§ **What the task asks**
What number of lines in the material contain the word "文段出处"? Give that number alone.

Start

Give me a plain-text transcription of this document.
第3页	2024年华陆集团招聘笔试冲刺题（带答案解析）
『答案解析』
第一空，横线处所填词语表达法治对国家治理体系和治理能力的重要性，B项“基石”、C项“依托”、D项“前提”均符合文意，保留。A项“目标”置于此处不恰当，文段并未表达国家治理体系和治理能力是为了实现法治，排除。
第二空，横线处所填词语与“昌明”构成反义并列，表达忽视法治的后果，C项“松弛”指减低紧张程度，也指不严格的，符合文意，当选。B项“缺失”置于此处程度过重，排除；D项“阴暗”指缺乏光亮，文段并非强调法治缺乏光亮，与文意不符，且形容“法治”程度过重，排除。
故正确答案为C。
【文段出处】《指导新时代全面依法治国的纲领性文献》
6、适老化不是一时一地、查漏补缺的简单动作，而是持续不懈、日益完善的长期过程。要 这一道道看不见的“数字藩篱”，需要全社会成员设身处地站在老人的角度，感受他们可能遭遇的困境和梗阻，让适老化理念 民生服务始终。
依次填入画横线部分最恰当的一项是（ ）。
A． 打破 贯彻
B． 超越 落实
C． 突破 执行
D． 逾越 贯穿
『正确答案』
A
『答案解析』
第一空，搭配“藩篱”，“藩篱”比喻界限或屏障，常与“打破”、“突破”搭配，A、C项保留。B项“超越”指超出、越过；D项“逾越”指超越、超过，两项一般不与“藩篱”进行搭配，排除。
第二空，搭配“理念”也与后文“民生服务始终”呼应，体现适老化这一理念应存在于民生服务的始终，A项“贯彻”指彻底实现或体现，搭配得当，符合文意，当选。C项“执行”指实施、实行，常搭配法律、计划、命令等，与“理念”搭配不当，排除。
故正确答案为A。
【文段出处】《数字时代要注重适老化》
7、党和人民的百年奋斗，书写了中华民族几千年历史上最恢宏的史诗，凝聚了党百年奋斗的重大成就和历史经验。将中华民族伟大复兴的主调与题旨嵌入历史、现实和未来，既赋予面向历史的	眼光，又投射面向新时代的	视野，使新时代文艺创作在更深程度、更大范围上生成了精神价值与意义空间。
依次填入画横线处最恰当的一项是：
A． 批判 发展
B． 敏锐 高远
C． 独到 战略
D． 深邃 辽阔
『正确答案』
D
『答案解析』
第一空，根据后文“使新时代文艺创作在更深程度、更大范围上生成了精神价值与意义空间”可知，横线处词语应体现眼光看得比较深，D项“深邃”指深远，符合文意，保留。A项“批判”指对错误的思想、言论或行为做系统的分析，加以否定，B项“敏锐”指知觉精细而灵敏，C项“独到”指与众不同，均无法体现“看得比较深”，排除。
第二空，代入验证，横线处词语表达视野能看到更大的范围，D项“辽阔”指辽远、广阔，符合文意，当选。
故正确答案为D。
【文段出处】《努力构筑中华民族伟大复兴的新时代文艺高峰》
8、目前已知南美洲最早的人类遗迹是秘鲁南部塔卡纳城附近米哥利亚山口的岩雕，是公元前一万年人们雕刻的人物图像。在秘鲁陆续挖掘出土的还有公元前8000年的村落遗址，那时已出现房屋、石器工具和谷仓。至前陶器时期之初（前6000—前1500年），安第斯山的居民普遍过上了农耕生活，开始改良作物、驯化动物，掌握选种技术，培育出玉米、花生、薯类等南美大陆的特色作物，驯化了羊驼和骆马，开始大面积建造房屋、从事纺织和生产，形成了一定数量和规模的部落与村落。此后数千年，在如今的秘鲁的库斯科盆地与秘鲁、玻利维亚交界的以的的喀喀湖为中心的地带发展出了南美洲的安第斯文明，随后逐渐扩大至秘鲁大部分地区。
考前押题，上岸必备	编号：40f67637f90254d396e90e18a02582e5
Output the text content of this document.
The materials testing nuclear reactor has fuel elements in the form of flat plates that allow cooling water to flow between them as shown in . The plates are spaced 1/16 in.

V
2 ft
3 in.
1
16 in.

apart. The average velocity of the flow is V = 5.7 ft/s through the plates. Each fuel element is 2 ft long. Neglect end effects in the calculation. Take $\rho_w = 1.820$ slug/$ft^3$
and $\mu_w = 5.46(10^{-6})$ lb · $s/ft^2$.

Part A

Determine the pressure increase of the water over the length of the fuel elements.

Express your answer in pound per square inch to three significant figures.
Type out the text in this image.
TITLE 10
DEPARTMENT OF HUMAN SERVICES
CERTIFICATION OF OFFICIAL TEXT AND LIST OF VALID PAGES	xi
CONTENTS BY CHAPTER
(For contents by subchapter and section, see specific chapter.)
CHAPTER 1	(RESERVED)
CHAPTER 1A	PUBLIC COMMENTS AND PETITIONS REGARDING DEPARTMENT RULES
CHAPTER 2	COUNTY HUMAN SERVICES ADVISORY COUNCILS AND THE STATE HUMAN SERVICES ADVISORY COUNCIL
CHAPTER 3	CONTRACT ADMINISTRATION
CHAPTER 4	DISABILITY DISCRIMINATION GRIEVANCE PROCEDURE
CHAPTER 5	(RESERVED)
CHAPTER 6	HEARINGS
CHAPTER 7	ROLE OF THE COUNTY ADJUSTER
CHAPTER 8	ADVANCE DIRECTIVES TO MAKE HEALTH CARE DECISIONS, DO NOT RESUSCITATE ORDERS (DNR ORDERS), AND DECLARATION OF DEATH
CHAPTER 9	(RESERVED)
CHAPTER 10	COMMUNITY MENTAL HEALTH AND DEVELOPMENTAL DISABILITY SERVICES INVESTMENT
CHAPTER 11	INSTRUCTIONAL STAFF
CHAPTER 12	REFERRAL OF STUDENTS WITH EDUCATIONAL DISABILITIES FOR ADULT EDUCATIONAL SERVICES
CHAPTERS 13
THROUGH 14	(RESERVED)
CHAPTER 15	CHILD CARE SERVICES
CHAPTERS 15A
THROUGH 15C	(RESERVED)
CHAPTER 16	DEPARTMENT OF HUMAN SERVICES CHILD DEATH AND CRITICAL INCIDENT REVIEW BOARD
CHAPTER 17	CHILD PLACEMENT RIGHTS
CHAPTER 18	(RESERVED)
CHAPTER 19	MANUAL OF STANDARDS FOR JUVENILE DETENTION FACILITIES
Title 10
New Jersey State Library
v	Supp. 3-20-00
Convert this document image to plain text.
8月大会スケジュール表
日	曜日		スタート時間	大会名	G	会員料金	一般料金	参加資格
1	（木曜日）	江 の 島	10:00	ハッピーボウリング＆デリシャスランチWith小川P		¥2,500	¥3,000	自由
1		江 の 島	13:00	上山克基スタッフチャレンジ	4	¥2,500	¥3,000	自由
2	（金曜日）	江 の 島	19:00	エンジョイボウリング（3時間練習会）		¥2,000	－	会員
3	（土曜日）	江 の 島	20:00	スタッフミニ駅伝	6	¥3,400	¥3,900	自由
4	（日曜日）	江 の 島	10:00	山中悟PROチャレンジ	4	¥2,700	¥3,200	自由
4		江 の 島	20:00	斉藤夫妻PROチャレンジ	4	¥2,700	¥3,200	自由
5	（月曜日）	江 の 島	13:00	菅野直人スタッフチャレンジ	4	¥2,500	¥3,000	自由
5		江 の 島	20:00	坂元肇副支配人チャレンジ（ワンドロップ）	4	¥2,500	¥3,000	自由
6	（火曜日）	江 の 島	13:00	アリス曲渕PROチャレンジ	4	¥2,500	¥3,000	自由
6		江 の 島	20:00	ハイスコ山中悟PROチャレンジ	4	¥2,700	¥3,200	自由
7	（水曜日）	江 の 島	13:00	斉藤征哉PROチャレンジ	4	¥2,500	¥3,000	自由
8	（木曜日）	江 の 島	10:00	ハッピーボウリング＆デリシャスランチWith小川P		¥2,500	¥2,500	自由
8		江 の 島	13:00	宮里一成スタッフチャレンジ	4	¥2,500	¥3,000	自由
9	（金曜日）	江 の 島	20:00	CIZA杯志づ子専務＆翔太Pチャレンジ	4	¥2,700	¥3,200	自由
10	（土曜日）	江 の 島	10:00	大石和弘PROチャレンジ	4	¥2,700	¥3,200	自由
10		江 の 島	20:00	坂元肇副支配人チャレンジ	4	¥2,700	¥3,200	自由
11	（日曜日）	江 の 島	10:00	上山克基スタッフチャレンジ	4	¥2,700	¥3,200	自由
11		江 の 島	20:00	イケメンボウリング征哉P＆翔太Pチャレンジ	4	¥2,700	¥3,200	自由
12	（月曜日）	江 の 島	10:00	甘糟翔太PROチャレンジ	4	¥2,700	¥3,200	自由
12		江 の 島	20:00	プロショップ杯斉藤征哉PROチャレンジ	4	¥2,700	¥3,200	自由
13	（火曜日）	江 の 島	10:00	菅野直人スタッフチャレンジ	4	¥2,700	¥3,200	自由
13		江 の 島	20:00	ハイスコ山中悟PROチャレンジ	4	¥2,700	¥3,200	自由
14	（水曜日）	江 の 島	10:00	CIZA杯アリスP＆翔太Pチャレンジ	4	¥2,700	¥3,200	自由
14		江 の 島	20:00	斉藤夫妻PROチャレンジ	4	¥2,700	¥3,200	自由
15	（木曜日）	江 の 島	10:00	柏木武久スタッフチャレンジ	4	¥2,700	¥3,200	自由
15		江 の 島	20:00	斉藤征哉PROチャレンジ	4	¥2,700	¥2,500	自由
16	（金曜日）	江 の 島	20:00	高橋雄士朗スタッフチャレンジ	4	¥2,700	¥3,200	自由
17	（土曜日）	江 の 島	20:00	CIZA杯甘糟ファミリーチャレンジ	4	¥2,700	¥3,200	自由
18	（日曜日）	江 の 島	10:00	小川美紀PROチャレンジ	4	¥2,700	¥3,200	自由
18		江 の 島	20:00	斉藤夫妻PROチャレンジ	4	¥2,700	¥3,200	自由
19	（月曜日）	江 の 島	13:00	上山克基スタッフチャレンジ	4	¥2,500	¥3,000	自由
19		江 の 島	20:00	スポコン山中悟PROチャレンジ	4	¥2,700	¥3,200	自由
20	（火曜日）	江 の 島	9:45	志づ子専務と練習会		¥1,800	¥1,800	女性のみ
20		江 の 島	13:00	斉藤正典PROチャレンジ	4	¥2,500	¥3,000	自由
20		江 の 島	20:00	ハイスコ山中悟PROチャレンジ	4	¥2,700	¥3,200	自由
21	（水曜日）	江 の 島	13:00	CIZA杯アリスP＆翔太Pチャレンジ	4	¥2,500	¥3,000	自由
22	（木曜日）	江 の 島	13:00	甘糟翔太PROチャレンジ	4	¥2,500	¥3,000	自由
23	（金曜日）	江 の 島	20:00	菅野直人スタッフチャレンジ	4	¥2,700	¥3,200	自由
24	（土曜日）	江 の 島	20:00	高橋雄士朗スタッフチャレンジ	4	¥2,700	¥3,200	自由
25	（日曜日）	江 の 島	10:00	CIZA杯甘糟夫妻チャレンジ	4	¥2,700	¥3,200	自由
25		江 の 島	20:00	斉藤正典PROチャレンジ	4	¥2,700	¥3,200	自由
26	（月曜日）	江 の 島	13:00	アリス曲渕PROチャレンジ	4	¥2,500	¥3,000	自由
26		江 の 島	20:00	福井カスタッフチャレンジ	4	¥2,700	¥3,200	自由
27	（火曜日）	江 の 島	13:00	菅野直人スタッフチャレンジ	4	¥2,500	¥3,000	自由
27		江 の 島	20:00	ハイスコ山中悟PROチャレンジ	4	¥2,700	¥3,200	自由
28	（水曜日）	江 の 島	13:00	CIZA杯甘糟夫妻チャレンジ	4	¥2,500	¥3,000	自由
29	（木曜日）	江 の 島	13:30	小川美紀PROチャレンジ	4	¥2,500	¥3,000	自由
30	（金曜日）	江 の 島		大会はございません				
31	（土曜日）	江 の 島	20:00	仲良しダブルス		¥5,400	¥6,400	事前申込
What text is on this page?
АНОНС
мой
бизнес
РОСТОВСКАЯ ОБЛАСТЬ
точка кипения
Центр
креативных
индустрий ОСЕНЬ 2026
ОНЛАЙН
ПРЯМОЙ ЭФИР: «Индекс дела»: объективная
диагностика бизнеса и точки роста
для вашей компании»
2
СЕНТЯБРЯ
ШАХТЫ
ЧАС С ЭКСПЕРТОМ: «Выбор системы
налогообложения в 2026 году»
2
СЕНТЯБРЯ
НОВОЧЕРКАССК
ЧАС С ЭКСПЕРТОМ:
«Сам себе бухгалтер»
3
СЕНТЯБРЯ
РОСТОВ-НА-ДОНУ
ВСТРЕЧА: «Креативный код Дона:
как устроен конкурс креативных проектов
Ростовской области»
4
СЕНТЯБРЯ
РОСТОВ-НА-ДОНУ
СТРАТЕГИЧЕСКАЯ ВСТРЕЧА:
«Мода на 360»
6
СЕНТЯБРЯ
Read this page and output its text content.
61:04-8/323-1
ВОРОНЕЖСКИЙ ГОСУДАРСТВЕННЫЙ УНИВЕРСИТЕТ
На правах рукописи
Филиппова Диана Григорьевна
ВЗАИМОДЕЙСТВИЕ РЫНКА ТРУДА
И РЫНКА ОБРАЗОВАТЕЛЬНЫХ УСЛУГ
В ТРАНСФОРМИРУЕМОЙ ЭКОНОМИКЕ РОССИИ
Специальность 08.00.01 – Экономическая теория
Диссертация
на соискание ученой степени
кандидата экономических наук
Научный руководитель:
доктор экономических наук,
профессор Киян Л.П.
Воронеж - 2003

End

§ **Solved problem**
3